#### Material supplied:
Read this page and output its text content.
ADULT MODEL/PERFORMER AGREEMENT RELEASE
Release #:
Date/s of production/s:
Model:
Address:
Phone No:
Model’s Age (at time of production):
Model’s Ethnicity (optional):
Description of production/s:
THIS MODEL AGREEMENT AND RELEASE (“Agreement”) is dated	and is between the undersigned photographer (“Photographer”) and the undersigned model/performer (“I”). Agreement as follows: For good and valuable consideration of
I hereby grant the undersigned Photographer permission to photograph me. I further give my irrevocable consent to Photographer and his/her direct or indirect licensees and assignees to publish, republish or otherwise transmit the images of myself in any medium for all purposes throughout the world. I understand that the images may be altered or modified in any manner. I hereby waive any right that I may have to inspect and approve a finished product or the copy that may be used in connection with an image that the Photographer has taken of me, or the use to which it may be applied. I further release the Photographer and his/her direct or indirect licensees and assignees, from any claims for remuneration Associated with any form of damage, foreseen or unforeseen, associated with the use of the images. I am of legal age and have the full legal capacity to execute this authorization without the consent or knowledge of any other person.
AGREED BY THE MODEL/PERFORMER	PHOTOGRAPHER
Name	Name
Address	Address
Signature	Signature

#### The exercise:
Give all the entries again exactly; leave none out.

#### Solution:
Read this page and output its text content.
ADULT MODEL/PERFORMER AGREEMENT RELEASE
Release #:
Date/s of production/s:
Model:
Address:
Phone No:
Model’s Age (at time of production):
Model’s Ethnicity (optional):
Description of production/s:
THIS MODEL AGREEMENT AND RELEASE (“Agreement”) is dated	and is between the undersigned photographer (“Photographer”) and the undersigned model/performer (“I”). Agreement as follows: For good and valuable consideration of
I hereby grant the undersigned Photographer permission to photograph me. I further give my irrevocable consent to Photographer and his/her direct or indirect licensees and assignees to publish, republish or otherwise transmit the images of myself in any medium for all purposes throughout the world. I understand that the images may be altered or modified in any manner. I hereby waive any right that I may have to inspect and approve a finished product or the copy that may be used in connection with an image that the Photographer has taken of me, or the use to which it may be applied. I further release the Photographer and his/her direct or indirect licensees and assignees, from any claims for remuneration Associated with any form of damage, foreseen or unforeseen, associated with the use of the images. I am of legal age and have the full legal capacity to execute this authorization without the consent or knowledge of any other person.
AGREED BY THE MODEL/PERFORMER	PHOTOGRAPHER
Name	Name
Address	Address
Signature	Signature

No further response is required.